* _Excerpted passage_:
On July 24, in a case not previously documented by CPJ, freelance photographer Ammar Abdulrasool was arrested and his camera confiscated during a house raid by plainclothes security officers, news reports said. The early morning raid was one of several in the village of Eker. Abdulrasool, an award-winning photographer, told his family he was tortured during interrogations about his work as a photographer. According to the Bahrain Mirror news website, Abdulrasool said he was bound, blindfolded, beaten, stripped, and threatened with sexual molestation and electric shocks during his interrogation. Abdulrasool has captured many iconic images of the popular uprising against the Bahraini government that began in the spring of 2011, including a photograph of a police officer refusing a flower from a protester. The journalist is being held in Dry Dock jail pending an investigation into charges of participating in riots and illegal assembly, the reports said.
On June 1, in a case not previously documented by CPJ, Bahraini security forces arrested 15-year-old Firas al-Saffar during a raid on his house in Hamad City, according to news reports and human rights organizations. He is being held pending an investigation into charges that he was filming illegal protests. It is not clear which protests the charges refer to. On February 10, freelance photographer Sayed Ahmed al-Mosawi was arrested with his brother, Mohammed, in a house raid, according to news reports. He was transferred to Dry Dock jail after being interrogated about his internationally recognized work as a journalist. The journalist told his family in a phone call from prison that he had been beaten and given electric shocks, according to the Bahrain Center for Human Rights. The al-Mosawi brothers are being held together. It is not clear if they have been charged.
On May 12, Ahmed al-Fardan, photographer for NurPhoto and other agencies, attended the first session in his trial on charges of participating in an illegal gathering, he posted on his Twitter account. Al-Fardan was arrested on December 26, 2013 and released in January, pending trial according to news reports.
Journalists writing for outlets affiliated with the government have also faced legal harassment. According to the Bahrain Journalists’ Association, al-Ayam newspaper’s editor-in-chief Isa al-Shaiji was summoned in June to the prosecutor’s office after the Minister of State for Information Affairs, Samira Rajab, filed a complaint against the newspaper’s coverage of a fire in one of the ministry’s studios. Al-Ayam‘s founder, Nabeel al-Hamer, is a media adviser to King Hamad bin Isa al-Khalifa and a former minister of information.
It has been more than three years since hundreds of thousands of protesters gathered in the streets in anti-government protests, sparking a government crackdown against the press and opposition voices. King Hamad approved the Bahrain Independent Commission of Inquiry in 2011 to investigate human rights violations and propose institutional and policy changes on the path toward purported reform. But the crackdown against the press continues to this day. On Thursday, a delegation including Human Rights First and U.S. Congressman James McGovern was refused entry into the country, Human Rights First said. The refusal comes a month after U.S. Assistant Secretary of State for Democracy, Human Rights and Labor, Tom Malinowski, was expelled from the country after meeting opposition leaders.
EDITOR’S NOTE: The original version of this alert incorrectly stated that Al-Ayam‘s chairman of the board is Nabeel al-Hamer. He is the original founder of the paper but is not currently involved in its operations. The current chairman of the board is Najeb al-Hamer.

* _Job 1_: Count the lines of the entries that contain the string "search", matching case, and give only that number.
The entries are unrelated to the passage on journalists in Bahrain.

* _Task input_:

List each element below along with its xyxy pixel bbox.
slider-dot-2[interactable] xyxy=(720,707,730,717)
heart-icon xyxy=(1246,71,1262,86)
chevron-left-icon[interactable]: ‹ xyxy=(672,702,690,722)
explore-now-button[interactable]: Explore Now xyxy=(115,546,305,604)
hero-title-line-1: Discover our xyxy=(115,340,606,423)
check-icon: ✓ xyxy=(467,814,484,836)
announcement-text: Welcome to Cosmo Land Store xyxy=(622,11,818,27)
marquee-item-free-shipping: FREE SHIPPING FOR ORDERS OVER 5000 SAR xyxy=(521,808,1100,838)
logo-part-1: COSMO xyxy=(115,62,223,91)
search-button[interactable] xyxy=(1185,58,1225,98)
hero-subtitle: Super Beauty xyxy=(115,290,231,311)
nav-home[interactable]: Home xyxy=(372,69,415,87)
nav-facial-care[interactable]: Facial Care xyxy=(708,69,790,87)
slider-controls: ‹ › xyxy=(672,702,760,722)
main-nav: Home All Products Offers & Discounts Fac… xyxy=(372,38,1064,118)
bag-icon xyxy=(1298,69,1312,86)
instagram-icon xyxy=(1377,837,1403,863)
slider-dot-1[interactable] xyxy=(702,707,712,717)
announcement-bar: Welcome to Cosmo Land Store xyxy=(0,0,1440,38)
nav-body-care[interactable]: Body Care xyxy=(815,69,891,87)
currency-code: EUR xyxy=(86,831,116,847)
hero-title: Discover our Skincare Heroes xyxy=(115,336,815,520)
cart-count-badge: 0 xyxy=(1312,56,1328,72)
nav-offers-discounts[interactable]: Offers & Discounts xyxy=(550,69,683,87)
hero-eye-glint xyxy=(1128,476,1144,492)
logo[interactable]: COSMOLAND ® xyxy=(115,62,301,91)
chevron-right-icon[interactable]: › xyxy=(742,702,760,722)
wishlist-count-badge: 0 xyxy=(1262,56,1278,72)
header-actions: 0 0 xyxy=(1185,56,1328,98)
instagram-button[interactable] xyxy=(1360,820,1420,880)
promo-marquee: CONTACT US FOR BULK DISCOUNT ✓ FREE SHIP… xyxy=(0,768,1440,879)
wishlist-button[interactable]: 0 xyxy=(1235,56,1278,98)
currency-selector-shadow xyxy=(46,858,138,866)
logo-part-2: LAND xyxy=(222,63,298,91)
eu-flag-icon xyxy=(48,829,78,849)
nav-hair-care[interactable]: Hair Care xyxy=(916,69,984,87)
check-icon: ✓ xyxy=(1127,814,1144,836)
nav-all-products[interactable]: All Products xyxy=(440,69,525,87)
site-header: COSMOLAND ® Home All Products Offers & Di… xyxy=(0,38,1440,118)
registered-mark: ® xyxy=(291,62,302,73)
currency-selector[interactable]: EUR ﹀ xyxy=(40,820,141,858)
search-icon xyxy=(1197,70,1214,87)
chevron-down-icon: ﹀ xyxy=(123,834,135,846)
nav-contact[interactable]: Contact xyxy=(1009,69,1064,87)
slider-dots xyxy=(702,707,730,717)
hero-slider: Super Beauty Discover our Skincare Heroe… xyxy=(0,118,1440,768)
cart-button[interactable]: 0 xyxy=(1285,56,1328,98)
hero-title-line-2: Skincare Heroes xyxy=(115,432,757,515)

* _Job 2_: Reproduce the passage on journalists in Bahrain word for word from "On May 12, Ahmed" to "trial according to news reports.".

* _Exercise result 1_: 2

* _Exercise result 2_:
On May 12, Ahmed al-Fardan, photographer for NurPhoto and other agencies, attended the first session in his trial on charges of participating in an illegal gathering, he posted on his Twitter account. Al-Fardan was arrested on December 26, 2013 and released in January, pending trial according to news reports.